__Records from a data collection__:
========================================================================
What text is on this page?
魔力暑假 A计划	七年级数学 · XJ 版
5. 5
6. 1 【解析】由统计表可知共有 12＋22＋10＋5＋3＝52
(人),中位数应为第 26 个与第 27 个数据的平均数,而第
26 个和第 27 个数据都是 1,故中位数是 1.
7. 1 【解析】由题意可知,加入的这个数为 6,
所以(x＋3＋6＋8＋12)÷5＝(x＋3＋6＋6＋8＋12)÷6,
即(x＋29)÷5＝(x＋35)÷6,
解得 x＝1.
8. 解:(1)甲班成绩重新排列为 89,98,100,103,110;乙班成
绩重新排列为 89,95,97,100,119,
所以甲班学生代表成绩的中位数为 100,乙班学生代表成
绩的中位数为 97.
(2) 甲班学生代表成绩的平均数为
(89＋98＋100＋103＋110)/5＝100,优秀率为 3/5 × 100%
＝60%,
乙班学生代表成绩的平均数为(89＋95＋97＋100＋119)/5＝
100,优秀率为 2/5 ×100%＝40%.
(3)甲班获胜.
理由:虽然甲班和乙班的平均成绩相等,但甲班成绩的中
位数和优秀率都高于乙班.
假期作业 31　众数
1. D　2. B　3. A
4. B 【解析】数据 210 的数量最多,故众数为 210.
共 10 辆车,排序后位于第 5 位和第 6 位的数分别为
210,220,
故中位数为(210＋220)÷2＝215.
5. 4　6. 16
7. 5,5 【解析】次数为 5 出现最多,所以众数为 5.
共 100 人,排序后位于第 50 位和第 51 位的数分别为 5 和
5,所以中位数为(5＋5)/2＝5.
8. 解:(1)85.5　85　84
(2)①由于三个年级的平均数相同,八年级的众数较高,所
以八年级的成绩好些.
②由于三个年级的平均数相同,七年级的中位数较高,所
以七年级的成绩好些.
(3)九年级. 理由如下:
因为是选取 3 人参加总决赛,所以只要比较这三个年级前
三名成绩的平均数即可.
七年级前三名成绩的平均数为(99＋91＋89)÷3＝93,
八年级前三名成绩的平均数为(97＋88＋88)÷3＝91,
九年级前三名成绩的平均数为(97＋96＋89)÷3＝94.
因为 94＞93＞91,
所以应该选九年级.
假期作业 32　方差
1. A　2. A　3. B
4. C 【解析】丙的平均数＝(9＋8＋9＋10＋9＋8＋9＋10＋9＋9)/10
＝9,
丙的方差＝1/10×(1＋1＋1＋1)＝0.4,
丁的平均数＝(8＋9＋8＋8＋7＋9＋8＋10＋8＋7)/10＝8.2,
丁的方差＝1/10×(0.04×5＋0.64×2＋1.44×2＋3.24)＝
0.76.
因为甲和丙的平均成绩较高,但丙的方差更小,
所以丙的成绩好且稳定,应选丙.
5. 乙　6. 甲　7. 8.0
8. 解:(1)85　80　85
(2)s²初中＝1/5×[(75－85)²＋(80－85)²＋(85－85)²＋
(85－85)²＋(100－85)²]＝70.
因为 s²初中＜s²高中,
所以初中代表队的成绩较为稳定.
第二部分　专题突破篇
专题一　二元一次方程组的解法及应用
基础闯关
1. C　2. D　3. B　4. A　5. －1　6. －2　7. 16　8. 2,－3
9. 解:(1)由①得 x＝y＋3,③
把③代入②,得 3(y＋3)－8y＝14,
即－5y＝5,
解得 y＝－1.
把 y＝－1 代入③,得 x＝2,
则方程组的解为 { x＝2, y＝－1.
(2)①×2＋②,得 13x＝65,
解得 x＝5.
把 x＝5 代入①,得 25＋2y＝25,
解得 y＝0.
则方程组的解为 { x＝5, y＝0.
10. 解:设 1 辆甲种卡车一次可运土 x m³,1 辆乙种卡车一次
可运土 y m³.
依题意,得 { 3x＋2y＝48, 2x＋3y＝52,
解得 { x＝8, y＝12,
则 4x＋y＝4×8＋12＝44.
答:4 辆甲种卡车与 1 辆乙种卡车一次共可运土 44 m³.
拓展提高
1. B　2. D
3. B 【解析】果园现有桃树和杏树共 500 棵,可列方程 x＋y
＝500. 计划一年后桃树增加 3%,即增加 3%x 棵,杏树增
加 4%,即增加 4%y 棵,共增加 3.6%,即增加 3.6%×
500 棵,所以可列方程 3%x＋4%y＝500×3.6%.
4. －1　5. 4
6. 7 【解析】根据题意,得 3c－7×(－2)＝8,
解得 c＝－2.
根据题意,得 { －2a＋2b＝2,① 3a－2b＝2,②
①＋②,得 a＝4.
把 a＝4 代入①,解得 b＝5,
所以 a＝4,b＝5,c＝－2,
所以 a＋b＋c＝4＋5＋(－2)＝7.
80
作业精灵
========================================================================
__To do__: Copy every line verbatim.

__Solution to the problem__:
What text is on this page?
魔力暑假 A计划	七年级数学 · XJ 版
5. 5
6. 1 【解析】由统计表可知共有 12＋22＋10＋5＋3＝52
(人),中位数应为第 26 个与第 27 个数据的平均数,而第
26 个和第 27 个数据都是 1,故中位数是 1.
7. 1 【解析】由题意可知,加入的这个数为 6,
所以(x＋3＋6＋8＋12)÷5＝(x＋3＋6＋6＋8＋12)÷6,
即(x＋29)÷5＝(x＋35)÷6,
解得 x＝1.
8. 解:(1)甲班成绩重新排列为 89,98,100,103,110;乙班成
绩重新排列为 89,95,97,100,119,
所以甲班学生代表成绩的中位数为 100,乙班学生代表成
绩的中位数为 97.
(2) 甲班学生代表成绩的平均数为
(89＋98＋100＋103＋110)/5＝100,优秀率为 3/5 × 100%
＝60%,
乙班学生代表成绩的平均数为(89＋95＋97＋100＋119)/5＝
100,优秀率为 2/5 ×100%＝40%.
(3)甲班获胜.
理由:虽然甲班和乙班的平均成绩相等,但甲班成绩的中
位数和优秀率都高于乙班.
假期作业 31　众数
1. D　2. B　3. A
4. B 【解析】数据 210 的数量最多,故众数为 210.
共 10 辆车,排序后位于第 5 位和第 6 位的数分别为
210,220,
故中位数为(210＋220)÷2＝215.
5. 4　6. 16
7. 5,5 【解析】次数为 5 出现最多,所以众数为 5.
共 100 人,排序后位于第 50 位和第 51 位的数分别为 5 和
5,所以中位数为(5＋5)/2＝5.
8. 解:(1)85.5　85　84
(2)①由于三个年级的平均数相同,八年级的众数较高,所
以八年级的成绩好些.
②由于三个年级的平均数相同,七年级的中位数较高,所
以七年级的成绩好些.
(3)九年级. 理由如下:
因为是选取 3 人参加总决赛,所以只要比较这三个年级前
三名成绩的平均数即可.
七年级前三名成绩的平均数为(99＋91＋89)÷3＝93,
八年级前三名成绩的平均数为(97＋88＋88)÷3＝91,
九年级前三名成绩的平均数为(97＋96＋89)÷3＝94.
因为 94＞93＞91,
所以应该选九年级.
假期作业 32　方差
1. A　2. A　3. B
4. C 【解析】丙的平均数＝(9＋8＋9＋10＋9＋8＋9＋10＋9＋9)/10
＝9,
丙的方差＝1/10×(1＋1＋1＋1)＝0.4,
丁的平均数＝(8＋9＋8＋8＋7＋9＋8＋10＋8＋7)/10＝8.2,
丁的方差＝1/10×(0.04×5＋0.64×2＋1.44×2＋3.24)＝
0.76.
因为甲和丙的平均成绩较高,但丙的方差更小,
所以丙的成绩好且稳定,应选丙.
5. 乙　6. 甲　7. 8.0
8. 解:(1)85　80　85
(2)s²初中＝1/5×[(75－85)²＋(80－85)²＋(85－85)²＋
(85－85)²＋(100－85)²]＝70.
因为 s²初中＜s²高中,
所以初中代表队的成绩较为稳定.
第二部分　专题突破篇
专题一　二元一次方程组的解法及应用
基础闯关
1. C　2. D　3. B　4. A　5. －1　6. －2　7. 16　8. 2,－3
9. 解:(1)由①得 x＝y＋3,③
把③代入②,得 3(y＋3)－8y＝14,
即－5y＝5,
解得 y＝－1.
把 y＝－1 代入③,得 x＝2,
则方程组的解为 { x＝2, y＝－1.
(2)①×2＋②,得 13x＝65,
解得 x＝5.
把 x＝5 代入①,得 25＋2y＝25,
解得 y＝0.
则方程组的解为 { x＝5, y＝0.
10. 解:设 1 辆甲种卡车一次可运土 x m³,1 辆乙种卡车一次
可运土 y m³.
依题意,得 { 3x＋2y＝48, 2x＋3y＝52,
解得 { x＝8, y＝12,
则 4x＋y＝4×8＋12＝44.
答:4 辆甲种卡车与 1 辆乙种卡车一次共可运土 44 m³.
拓展提高
1. B　2. D
3. B 【解析】果园现有桃树和杏树共 500 棵,可列方程 x＋y
＝500. 计划一年后桃树增加 3%,即增加 3%x 棵,杏树增
加 4%,即增加 4%y 棵,共增加 3.6%,即增加 3.6%×
500 棵,所以可列方程 3%x＋4%y＝500×3.6%.
4. －1　5. 4
6. 7 【解析】根据题意,得 3c－7×(－2)＝8,
解得 c＝－2.
根据题意,得 { －2a＋2b＝2,① 3a－2b＝2,②
①＋②,得 a＝4.
把 a＝4 代入①,解得 b＝5,
所以 a＝4,b＝5,c＝－2,
所以 a＋b＋c＝4＋5＋(－2)＝7.
80
作业精灵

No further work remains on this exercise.